** Begin Input for this task **

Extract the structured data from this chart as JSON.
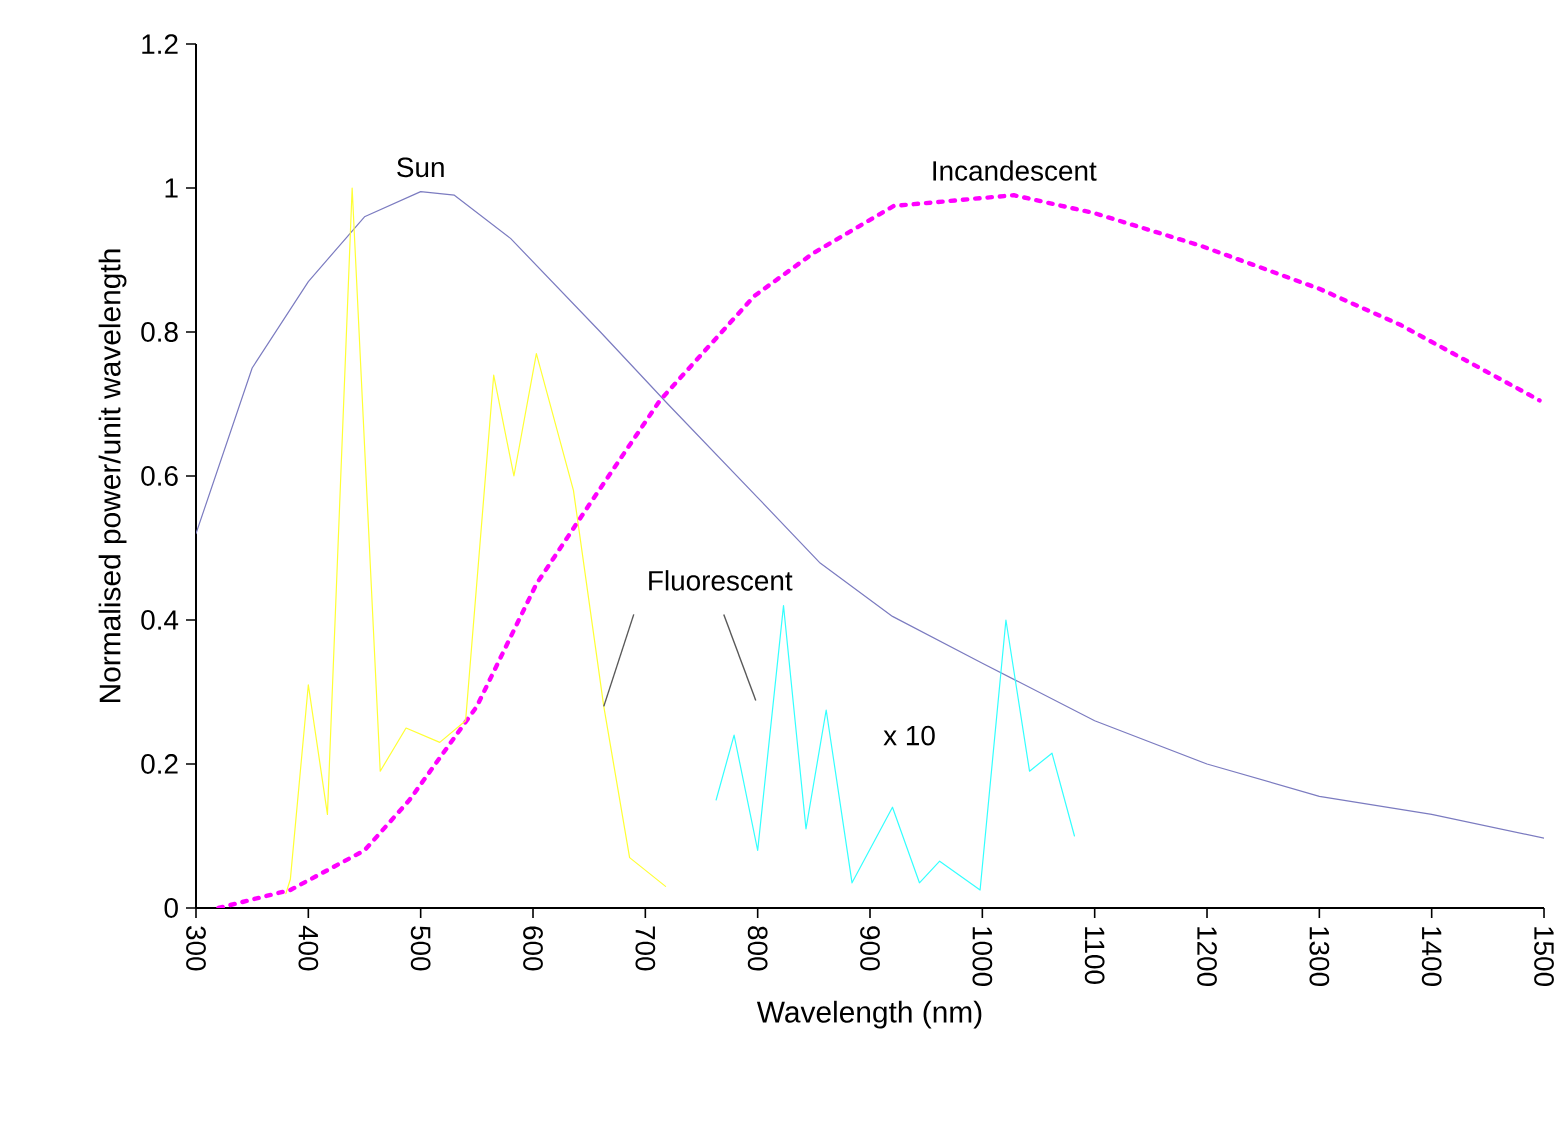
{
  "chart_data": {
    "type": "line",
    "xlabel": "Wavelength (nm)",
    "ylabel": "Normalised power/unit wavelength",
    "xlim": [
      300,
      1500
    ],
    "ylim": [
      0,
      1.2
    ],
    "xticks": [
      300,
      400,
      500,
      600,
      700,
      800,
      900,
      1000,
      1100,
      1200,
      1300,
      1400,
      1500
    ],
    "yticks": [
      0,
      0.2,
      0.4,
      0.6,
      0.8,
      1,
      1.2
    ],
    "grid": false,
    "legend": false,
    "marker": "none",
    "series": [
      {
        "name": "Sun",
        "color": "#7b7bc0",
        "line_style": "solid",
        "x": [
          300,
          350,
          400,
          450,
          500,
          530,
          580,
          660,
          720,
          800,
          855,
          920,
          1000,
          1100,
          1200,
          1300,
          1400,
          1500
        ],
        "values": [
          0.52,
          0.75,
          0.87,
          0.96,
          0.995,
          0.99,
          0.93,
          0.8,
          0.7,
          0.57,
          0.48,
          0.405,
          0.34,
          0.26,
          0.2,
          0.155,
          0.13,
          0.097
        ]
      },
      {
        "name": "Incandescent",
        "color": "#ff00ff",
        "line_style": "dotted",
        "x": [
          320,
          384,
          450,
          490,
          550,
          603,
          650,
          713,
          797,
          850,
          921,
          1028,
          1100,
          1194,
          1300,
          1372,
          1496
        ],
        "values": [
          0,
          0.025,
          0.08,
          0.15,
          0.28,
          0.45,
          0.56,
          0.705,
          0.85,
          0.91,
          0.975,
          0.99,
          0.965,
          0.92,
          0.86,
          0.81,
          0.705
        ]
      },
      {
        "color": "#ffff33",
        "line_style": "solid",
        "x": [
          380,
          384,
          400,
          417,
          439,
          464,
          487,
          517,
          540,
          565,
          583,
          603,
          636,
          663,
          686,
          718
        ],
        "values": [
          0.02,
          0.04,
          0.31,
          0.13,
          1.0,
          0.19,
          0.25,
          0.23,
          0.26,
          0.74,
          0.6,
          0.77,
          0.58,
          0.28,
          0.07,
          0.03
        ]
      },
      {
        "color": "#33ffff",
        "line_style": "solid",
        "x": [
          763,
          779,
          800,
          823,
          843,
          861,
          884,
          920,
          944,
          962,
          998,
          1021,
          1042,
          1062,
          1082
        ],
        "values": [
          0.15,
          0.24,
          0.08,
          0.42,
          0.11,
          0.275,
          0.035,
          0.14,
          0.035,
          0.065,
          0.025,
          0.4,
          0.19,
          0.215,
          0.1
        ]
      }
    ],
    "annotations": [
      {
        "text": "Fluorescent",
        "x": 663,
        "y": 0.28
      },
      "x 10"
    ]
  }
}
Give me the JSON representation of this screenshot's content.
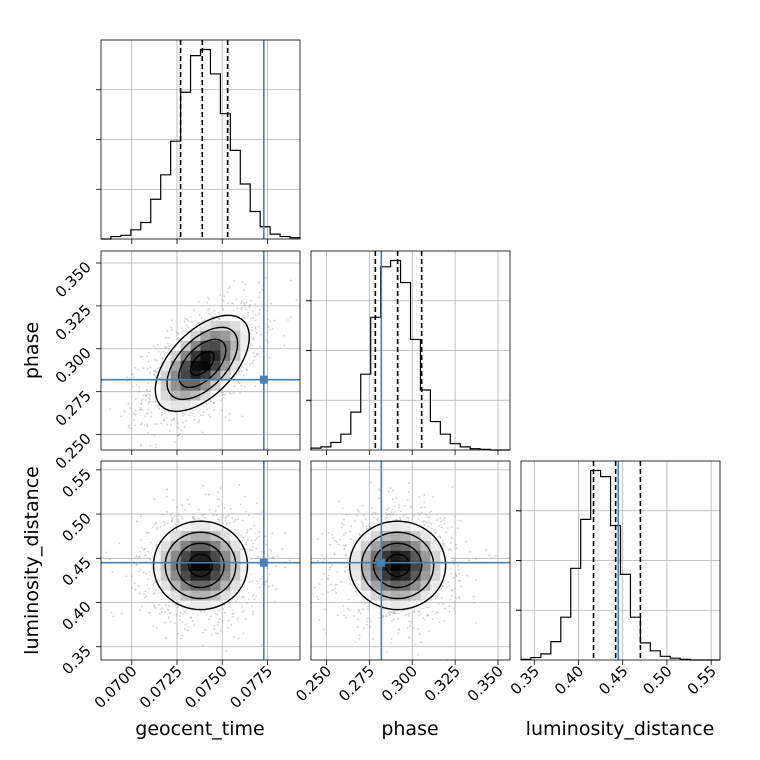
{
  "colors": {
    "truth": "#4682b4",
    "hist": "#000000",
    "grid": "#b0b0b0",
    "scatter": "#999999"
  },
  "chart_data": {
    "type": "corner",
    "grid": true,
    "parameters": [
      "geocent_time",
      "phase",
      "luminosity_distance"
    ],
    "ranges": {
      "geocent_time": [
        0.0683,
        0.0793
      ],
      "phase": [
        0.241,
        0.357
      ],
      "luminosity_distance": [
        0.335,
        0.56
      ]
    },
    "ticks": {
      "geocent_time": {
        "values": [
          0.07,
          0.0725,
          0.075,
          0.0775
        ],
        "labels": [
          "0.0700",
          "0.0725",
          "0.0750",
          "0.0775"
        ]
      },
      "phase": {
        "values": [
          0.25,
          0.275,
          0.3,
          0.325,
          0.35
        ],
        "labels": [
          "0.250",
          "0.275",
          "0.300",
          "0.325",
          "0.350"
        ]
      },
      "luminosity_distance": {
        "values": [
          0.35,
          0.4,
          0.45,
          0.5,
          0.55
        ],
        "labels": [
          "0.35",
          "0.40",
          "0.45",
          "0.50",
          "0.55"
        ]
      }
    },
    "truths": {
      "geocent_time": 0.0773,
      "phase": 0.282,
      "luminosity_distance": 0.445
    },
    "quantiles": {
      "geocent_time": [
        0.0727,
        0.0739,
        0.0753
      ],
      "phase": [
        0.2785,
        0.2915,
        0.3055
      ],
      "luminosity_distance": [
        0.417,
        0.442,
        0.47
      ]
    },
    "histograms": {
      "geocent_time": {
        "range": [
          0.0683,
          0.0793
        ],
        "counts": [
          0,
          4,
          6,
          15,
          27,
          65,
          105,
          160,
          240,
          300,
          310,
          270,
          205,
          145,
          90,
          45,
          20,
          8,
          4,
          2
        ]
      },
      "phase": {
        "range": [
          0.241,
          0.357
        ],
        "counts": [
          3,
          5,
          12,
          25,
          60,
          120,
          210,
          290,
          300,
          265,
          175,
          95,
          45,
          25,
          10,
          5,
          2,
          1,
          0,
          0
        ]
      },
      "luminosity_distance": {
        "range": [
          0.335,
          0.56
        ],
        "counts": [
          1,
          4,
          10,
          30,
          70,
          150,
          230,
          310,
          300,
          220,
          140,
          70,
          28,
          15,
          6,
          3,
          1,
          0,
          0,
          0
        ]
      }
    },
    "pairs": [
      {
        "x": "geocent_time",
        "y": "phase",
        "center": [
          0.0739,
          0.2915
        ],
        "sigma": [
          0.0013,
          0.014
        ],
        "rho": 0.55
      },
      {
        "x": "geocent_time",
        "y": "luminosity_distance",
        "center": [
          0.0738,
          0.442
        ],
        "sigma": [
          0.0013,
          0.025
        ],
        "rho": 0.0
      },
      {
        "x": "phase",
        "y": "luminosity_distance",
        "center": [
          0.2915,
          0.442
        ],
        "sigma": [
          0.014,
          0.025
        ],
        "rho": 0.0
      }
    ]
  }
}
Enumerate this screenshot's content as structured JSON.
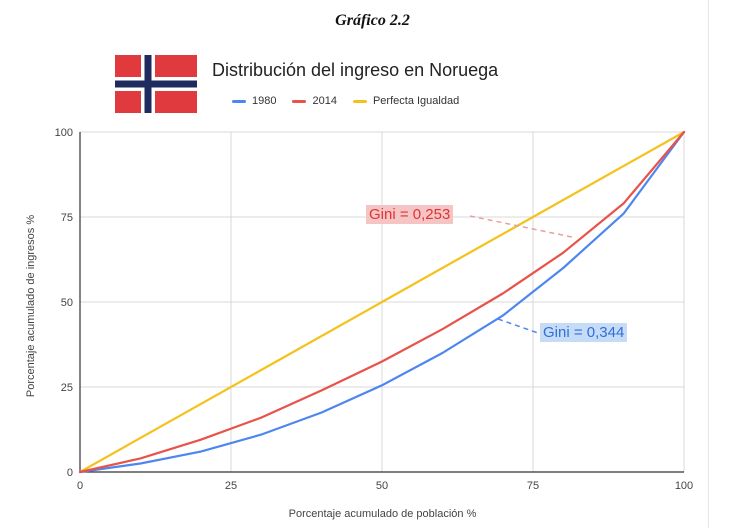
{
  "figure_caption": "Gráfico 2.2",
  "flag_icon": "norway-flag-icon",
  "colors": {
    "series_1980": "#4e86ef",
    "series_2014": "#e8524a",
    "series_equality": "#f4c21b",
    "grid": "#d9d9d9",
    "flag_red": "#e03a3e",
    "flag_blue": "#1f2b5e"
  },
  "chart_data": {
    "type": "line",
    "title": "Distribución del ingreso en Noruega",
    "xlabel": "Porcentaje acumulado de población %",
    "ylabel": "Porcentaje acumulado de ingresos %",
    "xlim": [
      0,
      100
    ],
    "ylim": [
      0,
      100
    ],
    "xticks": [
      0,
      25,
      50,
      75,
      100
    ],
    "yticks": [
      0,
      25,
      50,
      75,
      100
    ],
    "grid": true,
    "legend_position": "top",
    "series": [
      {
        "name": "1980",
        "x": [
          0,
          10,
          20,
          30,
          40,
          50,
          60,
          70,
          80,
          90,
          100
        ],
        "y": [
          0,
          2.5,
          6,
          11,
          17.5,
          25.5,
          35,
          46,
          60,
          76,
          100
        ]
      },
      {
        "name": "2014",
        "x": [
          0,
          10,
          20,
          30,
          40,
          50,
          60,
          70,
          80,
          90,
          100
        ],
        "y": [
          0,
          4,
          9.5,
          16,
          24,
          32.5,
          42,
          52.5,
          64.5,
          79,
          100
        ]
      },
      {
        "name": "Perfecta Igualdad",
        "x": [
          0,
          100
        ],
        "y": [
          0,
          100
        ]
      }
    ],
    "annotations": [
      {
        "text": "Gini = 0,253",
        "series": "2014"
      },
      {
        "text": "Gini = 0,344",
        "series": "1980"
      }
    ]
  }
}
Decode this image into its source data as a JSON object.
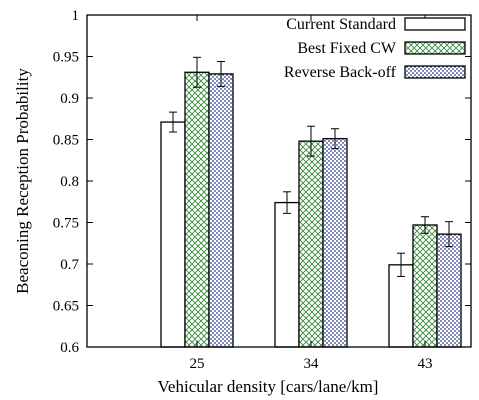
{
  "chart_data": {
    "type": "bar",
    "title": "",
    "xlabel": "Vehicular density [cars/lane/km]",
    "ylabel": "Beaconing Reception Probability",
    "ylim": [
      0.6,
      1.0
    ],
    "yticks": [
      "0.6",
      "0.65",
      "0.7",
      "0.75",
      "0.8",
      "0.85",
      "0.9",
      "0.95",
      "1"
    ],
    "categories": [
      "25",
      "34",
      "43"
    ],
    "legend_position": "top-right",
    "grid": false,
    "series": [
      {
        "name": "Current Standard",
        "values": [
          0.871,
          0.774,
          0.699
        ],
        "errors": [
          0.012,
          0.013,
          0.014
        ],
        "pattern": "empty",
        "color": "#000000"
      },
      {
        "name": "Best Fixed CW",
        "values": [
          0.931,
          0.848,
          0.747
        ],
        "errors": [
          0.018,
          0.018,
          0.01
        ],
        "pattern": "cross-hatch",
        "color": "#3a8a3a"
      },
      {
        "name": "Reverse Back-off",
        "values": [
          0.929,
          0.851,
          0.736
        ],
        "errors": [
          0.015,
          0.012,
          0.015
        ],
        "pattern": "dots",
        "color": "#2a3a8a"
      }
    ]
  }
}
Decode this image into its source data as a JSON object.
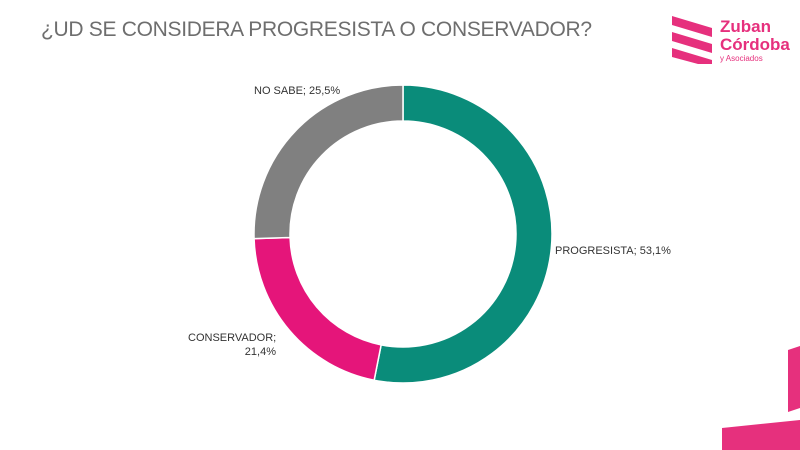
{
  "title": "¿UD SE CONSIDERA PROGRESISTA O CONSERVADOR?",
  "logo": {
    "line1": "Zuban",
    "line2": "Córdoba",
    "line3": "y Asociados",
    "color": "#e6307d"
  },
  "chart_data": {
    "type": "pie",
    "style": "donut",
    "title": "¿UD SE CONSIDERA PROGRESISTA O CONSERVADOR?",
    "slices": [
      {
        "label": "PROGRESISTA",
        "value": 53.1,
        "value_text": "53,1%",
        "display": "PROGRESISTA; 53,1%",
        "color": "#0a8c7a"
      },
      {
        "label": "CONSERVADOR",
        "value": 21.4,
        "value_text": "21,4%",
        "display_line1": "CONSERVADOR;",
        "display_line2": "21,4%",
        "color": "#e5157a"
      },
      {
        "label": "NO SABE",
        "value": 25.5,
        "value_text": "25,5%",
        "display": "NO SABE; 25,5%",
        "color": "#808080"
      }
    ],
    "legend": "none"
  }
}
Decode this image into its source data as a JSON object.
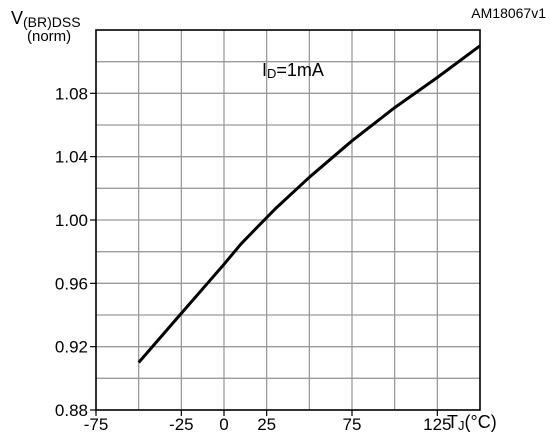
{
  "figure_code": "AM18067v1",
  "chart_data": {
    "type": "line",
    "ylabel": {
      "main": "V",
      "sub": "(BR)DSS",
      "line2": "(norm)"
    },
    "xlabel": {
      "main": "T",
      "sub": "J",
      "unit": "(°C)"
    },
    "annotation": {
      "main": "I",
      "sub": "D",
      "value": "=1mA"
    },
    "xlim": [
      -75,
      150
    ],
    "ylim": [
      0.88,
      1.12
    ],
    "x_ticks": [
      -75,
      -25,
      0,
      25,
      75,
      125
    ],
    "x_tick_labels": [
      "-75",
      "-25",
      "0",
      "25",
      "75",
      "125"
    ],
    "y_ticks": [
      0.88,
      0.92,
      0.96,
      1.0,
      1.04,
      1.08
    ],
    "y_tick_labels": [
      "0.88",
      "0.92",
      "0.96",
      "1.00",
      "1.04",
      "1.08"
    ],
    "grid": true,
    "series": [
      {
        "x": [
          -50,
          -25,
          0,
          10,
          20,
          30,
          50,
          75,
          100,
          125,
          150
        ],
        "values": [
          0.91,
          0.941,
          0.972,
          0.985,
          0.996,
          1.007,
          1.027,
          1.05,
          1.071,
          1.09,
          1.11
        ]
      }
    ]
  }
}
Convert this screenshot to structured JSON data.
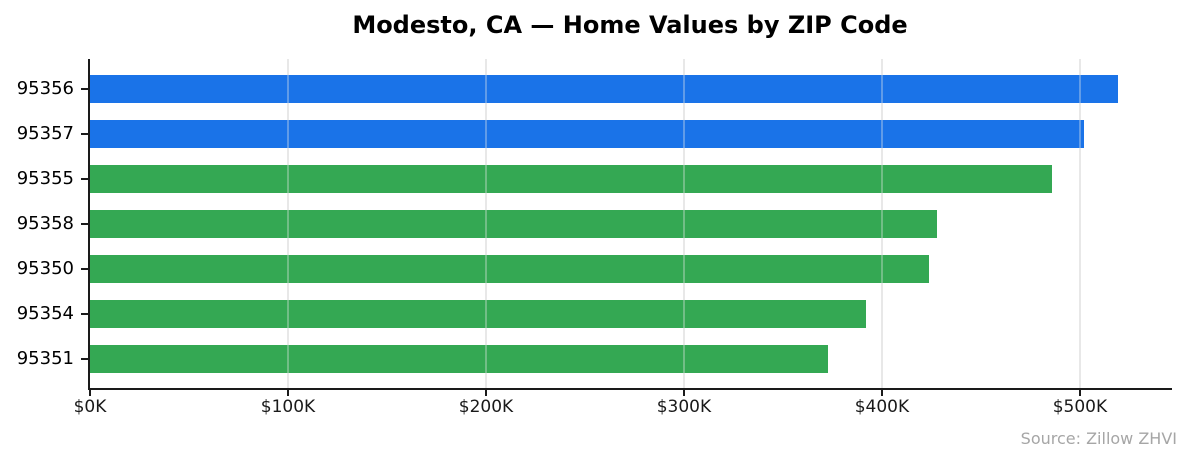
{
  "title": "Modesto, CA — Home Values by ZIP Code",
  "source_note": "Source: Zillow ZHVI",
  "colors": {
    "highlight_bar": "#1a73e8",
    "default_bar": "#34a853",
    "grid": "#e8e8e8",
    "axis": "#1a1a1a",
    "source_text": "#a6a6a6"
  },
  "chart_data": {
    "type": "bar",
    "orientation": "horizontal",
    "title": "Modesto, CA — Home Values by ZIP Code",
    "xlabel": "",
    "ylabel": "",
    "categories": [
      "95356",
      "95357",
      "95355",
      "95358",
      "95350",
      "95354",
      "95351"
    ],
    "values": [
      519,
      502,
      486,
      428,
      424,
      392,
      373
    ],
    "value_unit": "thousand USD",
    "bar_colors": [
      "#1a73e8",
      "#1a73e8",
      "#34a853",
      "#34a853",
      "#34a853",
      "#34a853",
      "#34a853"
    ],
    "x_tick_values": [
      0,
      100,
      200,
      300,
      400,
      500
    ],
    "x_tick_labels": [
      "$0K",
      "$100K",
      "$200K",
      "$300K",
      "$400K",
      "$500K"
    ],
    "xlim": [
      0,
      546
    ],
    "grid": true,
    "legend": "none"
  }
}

** End Input for this task **

** Exercise aim **
Only the number is wanted: how many lines in the data include the word "CONSIDERA"?

** Worked answer **
2